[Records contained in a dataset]
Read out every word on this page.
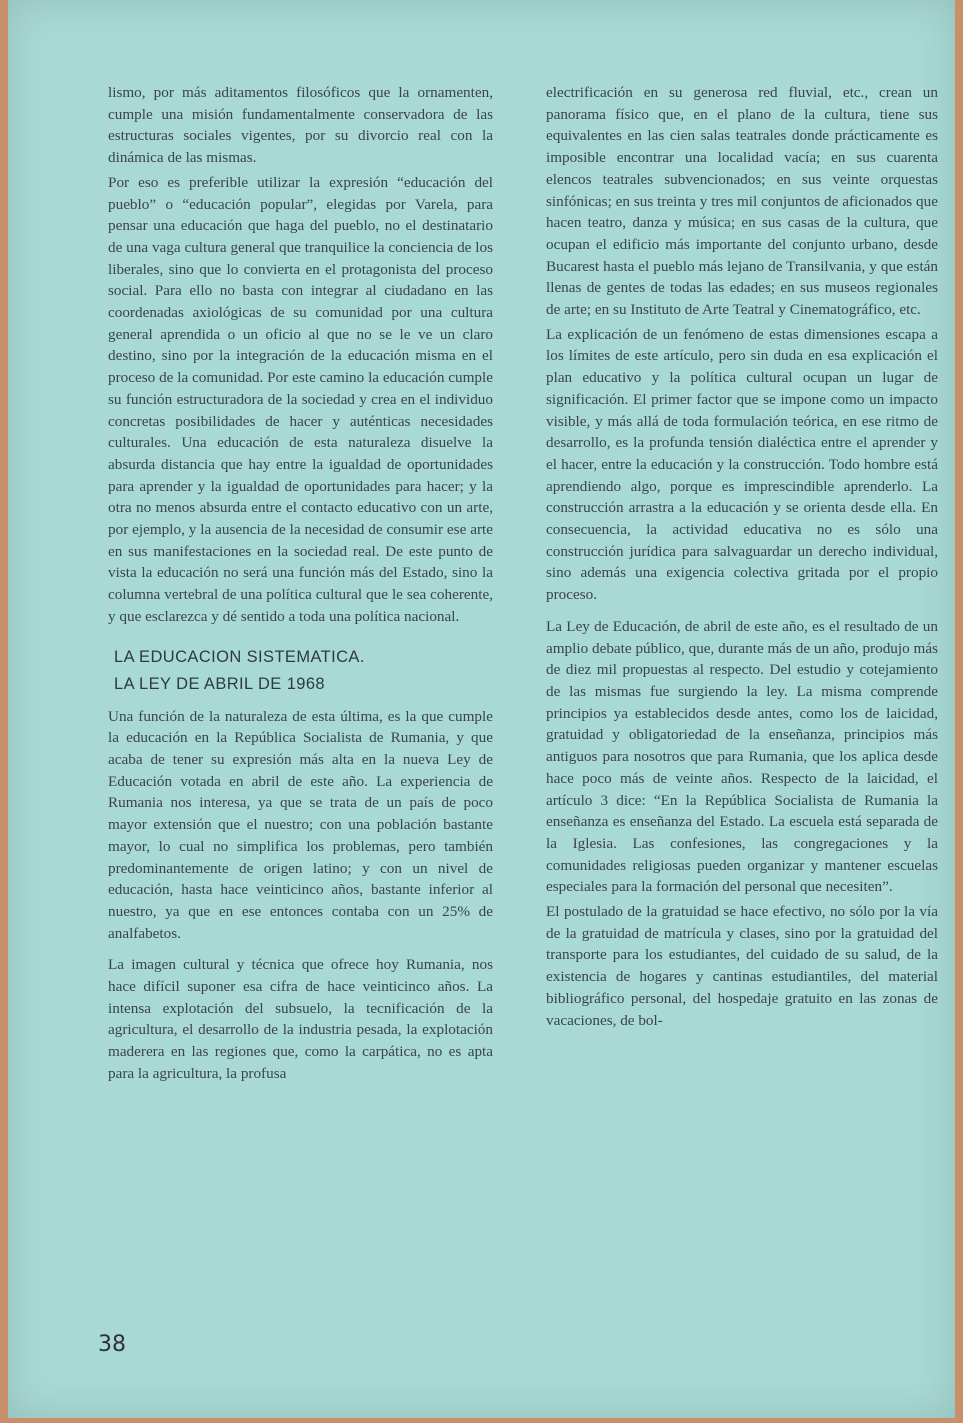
lismo, por más aditamentos filosóficos que la ornamenten, cumple una misión fundamentalmente conservadora de las estructuras sociales vigentes, por su divorcio real con la dinámica de las mismas.

Por eso es preferible utilizar la expresión “educación del pueblo” o “educación popular”, elegidas por Varela, para pensar una educación que haga del pueblo, no el destinatario de una vaga cultura general que tranquilice la conciencia de los liberales, sino que lo convierta en el protagonista del proceso social. Para ello no basta con integrar al ciudadano en las coordenadas axiológicas de su comunidad por una cultura general aprendida o un oficio al que no se le ve un claro destino, sino por la integración de la educación misma en el proceso de la comunidad. Por este camino la educación cumple su función estructuradora de la sociedad y crea en el individuo concretas posibilidades de hacer y auténticas necesidades culturales. Una educación de esta naturaleza disuelve la absurda distancia que hay entre la igualdad de oportunidades para aprender y la igualdad de oportunidades para hacer; y la otra no menos absurda entre el contacto educativo con un arte, por ejemplo, y la ausencia de la necesidad de consumir ese arte en sus manifestaciones en la sociedad real. De este punto de vista la educación no será una función más del Estado, sino la columna vertebral de una política cultural que le sea coherente, y que esclarezca y dé sentido a toda una política nacional.

LA EDUCACION SISTEMATICA.
LA LEY DE ABRIL DE 1968

Una función de la naturaleza de esta última, es la que cumple la educación en la República Socialista de Rumania, y que acaba de tener su expresión más alta en la nueva Ley de Educación votada en abril de este año. La experiencia de Rumania nos interesa, ya que se trata de un país de poco mayor extensión que el nuestro; con una población bastante mayor, lo cual no simplifica los problemas, pero también predominantemente de origen latino; y con un nivel de educación, hasta hace veinticinco años, bastante inferior al nuestro, ya que en ese entonces contaba con un 25% de analfabetos.

La imagen cultural y técnica que ofrece hoy Rumania, nos hace difícil suponer esa cifra de hace veinticinco años. La intensa explotación del subsuelo, la tecnificación de la agricultura, el desarrollo de la industria pesada, la explotación maderera en las regiones que, como la carpática, no es apta para la agricultura, la profusa

electrificación en su generosa red fluvial, etc., crean un panorama físico que, en el plano de la cultura, tiene sus equivalentes en las cien salas teatrales donde prácticamente es imposible encontrar una localidad vacía; en sus cuarenta elencos teatrales subvencionados; en sus veinte orquestas sinfónicas; en sus treinta y tres mil conjuntos de aficionados que hacen teatro, danza y música; en sus casas de la cultura, que ocupan el edificio más importante del conjunto urbano, desde Bucarest hasta el pueblo más lejano de Transilvania, y que están llenas de gentes de todas las edades; en sus museos regionales de arte; en su Instituto de Arte Teatral y Cinematográfico, etc.

La explicación de un fenómeno de estas dimensiones escapa a los límites de este artículo, pero sin duda en esa explicación el plan educativo y la política cultural ocupan un lugar de significación. El primer factor que se impone como un impacto visible, y más allá de toda formulación teórica, en ese ritmo de desarrollo, es la profunda tensión dialéctica entre el aprender y el hacer, entre la educación y la construcción. Todo hombre está aprendiendo algo, porque es imprescindible aprenderlo. La construcción arrastra a la educación y se orienta desde ella. En consecuencia, la actividad educativa no es sólo una construcción jurídica para salvaguardar un derecho individual, sino además una exigencia colectiva gritada por el propio proceso.

La Ley de Educación, de abril de este año, es el resultado de un amplio debate público, que, durante más de un año, produjo más de diez mil propuestas al respecto. Del estudio y cotejamiento de las mismas fue surgiendo la ley. La misma comprende principios ya establecidos desde antes, como los de laicidad, gratuidad y obligatoriedad de la enseñanza, principios más antiguos para nosotros que para Rumania, que los aplica desde hace poco más de veinte años. Respecto de la laicidad, el artículo 3 dice: “En la República Socialista de Rumania la enseñanza es enseñanza del Estado. La escuela está separada de la Iglesia. Las confesiones, las congregaciones y la comunidades religiosas pueden organizar y mantener escuelas especiales para la formación del personal que necesiten”.

El postulado de la gratuidad se hace efectivo, no sólo por la vía de la gratuidad de matrícula y clases, sino por la gratuidad del transporte para los estudiantes, del cuidado de su salud, de la existencia de hogares y cantinas estudiantiles, del material bibliográfico personal, del hospedaje gratuito en las zonas de vacaciones, de bol-

38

*What to do*. Without including any pictures, please restate all the records exactly.

*Reply*.
Read out every word on this page.
lismo, por más aditamentos filosóficos que la ornamenten, cumple una misión fundamentalmente conservadora de las estructuras sociales vigentes, por su divorcio real con la dinámica de las mismas.

Por eso es preferible utilizar la expresión “educación del pueblo” o “educación popular”, elegidas por Varela, para pensar una educación que haga del pueblo, no el destinatario de una vaga cultura general que tranquilice la conciencia de los liberales, sino que lo convierta en el protagonista del proceso social. Para ello no basta con integrar al ciudadano en las coordenadas axiológicas de su comunidad por una cultura general aprendida o un oficio al que no se le ve un claro destino, sino por la integración de la educación misma en el proceso de la comunidad. Por este camino la educación cumple su función estructuradora de la sociedad y crea en el individuo concretas posibilidades de hacer y auténticas necesidades culturales. Una educación de esta naturaleza disuelve la absurda distancia que hay entre la igualdad de oportunidades para aprender y la igualdad de oportunidades para hacer; y la otra no menos absurda entre el contacto educativo con un arte, por ejemplo, y la ausencia de la necesidad de consumir ese arte en sus manifestaciones en la sociedad real. De este punto de vista la educación no será una función más del Estado, sino la columna vertebral de una política cultural que le sea coherente, y que esclarezca y dé sentido a toda una política nacional.

LA EDUCACION SISTEMATICA.
LA LEY DE ABRIL DE 1968

Una función de la naturaleza de esta última, es la que cumple la educación en la República Socialista de Rumania, y que acaba de tener su expresión más alta en la nueva Ley de Educación votada en abril de este año. La experiencia de Rumania nos interesa, ya que se trata de un país de poco mayor extensión que el nuestro; con una población bastante mayor, lo cual no simplifica los problemas, pero también predominantemente de origen latino; y con un nivel de educación, hasta hace veinticinco años, bastante inferior al nuestro, ya que en ese entonces contaba con un 25% de analfabetos.

La imagen cultural y técnica que ofrece hoy Rumania, nos hace difícil suponer esa cifra de hace veinticinco años. La intensa explotación del subsuelo, la tecnificación de la agricultura, el desarrollo de la industria pesada, la explotación maderera en las regiones que, como la carpática, no es apta para la agricultura, la profusa

electrificación en su generosa red fluvial, etc., crean un panorama físico que, en el plano de la cultura, tiene sus equivalentes en las cien salas teatrales donde prácticamente es imposible encontrar una localidad vacía; en sus cuarenta elencos teatrales subvencionados; en sus veinte orquestas sinfónicas; en sus treinta y tres mil conjuntos de aficionados que hacen teatro, danza y música; en sus casas de la cultura, que ocupan el edificio más importante del conjunto urbano, desde Bucarest hasta el pueblo más lejano de Transilvania, y que están llenas de gentes de todas las edades; en sus museos regionales de arte; en su Instituto de Arte Teatral y Cinematográfico, etc.

La explicación de un fenómeno de estas dimensiones escapa a los límites de este artículo, pero sin duda en esa explicación el plan educativo y la política cultural ocupan un lugar de significación. El primer factor que se impone como un impacto visible, y más allá de toda formulación teórica, en ese ritmo de desarrollo, es la profunda tensión dialéctica entre el aprender y el hacer, entre la educación y la construcción. Todo hombre está aprendiendo algo, porque es imprescindible aprenderlo. La construcción arrastra a la educación y se orienta desde ella. En consecuencia, la actividad educativa no es sólo una construcción jurídica para salvaguardar un derecho individual, sino además una exigencia colectiva gritada por el propio proceso.

La Ley de Educación, de abril de este año, es el resultado de un amplio debate público, que, durante más de un año, produjo más de diez mil propuestas al respecto. Del estudio y cotejamiento de las mismas fue surgiendo la ley. La misma comprende principios ya establecidos desde antes, como los de laicidad, gratuidad y obligatoriedad de la enseñanza, principios más antiguos para nosotros que para Rumania, que los aplica desde hace poco más de veinte años. Respecto de la laicidad, el artículo 3 dice: “En la República Socialista de Rumania la enseñanza es enseñanza del Estado. La escuela está separada de la Iglesia. Las confesiones, las congregaciones y la comunidades religiosas pueden organizar y mantener escuelas especiales para la formación del personal que necesiten”.

El postulado de la gratuidad se hace efectivo, no sólo por la vía de la gratuidad de matrícula y clases, sino por la gratuidad del transporte para los estudiantes, del cuidado de su salud, de la existencia de hogares y cantinas estudiantiles, del material bibliográfico personal, del hospedaje gratuito en las zonas de vacaciones, de bol-

38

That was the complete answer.